Description of the task – Looking through the data below, work out how many lines have the word "effect". Reply with that number only.

Data entries for graphics:
Segment Open

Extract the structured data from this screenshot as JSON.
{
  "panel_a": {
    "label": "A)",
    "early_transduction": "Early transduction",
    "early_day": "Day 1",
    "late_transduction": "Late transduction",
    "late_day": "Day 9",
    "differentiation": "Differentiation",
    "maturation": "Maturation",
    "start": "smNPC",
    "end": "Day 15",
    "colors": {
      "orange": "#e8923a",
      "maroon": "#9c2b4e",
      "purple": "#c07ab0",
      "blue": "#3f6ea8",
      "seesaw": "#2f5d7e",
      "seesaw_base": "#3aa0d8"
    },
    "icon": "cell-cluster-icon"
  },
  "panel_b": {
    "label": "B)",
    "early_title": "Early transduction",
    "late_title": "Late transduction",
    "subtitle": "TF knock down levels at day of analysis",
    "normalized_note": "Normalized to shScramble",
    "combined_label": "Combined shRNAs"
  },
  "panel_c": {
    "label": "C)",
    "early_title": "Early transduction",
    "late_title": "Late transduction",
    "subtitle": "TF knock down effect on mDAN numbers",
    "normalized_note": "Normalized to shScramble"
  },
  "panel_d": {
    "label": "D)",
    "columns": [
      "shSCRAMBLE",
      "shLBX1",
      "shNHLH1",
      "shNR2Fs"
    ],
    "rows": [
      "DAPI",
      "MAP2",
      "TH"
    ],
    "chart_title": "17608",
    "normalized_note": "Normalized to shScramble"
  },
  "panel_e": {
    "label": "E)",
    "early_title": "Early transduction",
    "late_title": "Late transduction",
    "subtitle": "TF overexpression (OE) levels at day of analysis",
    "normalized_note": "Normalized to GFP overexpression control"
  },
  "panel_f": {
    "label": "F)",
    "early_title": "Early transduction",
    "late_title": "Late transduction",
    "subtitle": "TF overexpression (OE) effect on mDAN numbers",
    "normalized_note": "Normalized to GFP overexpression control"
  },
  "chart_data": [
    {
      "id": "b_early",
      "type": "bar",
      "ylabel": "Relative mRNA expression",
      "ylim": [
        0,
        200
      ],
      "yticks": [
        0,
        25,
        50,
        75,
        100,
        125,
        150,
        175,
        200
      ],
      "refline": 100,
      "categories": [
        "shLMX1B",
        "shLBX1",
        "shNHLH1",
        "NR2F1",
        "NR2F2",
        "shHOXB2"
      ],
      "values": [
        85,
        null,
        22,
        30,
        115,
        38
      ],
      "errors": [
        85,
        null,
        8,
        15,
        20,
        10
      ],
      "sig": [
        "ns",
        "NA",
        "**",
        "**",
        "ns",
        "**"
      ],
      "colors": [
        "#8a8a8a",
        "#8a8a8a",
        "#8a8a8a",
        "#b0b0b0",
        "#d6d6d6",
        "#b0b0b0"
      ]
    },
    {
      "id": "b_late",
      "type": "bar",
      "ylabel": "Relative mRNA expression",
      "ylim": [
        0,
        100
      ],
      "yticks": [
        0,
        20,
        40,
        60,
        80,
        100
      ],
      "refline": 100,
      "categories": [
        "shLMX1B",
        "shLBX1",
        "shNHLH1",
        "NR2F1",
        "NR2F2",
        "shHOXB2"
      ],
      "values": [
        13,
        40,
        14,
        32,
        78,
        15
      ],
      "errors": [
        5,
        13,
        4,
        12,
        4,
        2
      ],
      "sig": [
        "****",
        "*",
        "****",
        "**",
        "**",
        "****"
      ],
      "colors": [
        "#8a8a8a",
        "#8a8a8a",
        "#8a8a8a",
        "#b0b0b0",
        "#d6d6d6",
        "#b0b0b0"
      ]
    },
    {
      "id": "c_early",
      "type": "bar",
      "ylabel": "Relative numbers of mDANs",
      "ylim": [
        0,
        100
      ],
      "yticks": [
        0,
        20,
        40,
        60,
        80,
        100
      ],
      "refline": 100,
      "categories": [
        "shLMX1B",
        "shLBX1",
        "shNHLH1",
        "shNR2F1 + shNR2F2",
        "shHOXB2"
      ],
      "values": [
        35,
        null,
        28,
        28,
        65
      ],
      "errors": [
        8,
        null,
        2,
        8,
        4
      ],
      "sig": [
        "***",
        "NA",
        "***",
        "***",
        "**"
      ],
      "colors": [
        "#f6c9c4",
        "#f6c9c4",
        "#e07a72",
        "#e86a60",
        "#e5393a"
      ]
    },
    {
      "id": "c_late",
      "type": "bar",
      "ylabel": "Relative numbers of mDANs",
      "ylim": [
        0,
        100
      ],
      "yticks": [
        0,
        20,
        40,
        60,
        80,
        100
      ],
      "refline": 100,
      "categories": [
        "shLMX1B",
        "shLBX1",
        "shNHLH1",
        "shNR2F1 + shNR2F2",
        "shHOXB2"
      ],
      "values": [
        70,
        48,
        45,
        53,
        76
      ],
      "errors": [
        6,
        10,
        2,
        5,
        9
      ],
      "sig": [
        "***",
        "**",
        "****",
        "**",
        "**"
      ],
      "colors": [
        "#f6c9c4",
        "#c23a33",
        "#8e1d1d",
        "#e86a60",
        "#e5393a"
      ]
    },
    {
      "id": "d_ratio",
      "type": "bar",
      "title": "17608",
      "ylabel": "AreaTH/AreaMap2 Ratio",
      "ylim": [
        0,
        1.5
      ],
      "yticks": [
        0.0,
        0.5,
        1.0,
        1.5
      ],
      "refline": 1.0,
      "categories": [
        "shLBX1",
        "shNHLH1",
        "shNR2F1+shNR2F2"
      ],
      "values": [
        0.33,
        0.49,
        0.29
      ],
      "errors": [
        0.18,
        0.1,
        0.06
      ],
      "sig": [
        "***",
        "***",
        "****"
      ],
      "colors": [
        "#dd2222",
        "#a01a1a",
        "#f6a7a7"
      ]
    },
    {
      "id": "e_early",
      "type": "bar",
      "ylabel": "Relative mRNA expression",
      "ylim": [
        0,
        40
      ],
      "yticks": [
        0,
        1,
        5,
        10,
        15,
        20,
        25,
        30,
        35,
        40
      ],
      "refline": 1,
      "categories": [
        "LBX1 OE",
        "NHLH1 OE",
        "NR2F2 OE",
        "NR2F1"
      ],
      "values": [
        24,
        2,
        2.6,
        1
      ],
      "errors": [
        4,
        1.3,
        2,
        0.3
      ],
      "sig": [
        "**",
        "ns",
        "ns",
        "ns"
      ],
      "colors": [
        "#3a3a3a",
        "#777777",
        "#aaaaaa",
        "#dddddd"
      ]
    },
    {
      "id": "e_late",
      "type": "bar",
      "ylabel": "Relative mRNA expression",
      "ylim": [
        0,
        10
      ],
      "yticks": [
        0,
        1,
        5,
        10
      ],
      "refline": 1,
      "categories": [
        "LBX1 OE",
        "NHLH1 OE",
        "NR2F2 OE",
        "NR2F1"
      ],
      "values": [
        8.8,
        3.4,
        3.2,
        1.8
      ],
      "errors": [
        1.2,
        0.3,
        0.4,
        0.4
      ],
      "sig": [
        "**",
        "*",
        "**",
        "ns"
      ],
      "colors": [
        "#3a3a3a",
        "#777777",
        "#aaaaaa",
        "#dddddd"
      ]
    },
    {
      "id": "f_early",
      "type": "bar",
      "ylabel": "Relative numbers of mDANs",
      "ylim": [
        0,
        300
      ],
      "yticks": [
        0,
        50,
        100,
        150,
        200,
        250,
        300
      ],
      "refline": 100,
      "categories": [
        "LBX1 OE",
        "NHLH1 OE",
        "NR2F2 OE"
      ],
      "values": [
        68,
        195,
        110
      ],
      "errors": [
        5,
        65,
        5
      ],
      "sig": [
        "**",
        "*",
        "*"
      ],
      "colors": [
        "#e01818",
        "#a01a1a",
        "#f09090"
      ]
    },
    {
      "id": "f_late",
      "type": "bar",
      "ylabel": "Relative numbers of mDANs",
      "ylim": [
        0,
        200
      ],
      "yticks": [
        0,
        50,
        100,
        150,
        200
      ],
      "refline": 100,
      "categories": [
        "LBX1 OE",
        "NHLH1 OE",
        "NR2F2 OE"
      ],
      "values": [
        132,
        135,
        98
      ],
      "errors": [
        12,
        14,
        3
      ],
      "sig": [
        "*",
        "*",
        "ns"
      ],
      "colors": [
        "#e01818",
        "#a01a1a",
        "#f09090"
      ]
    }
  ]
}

Segment Closed

Answer box – 2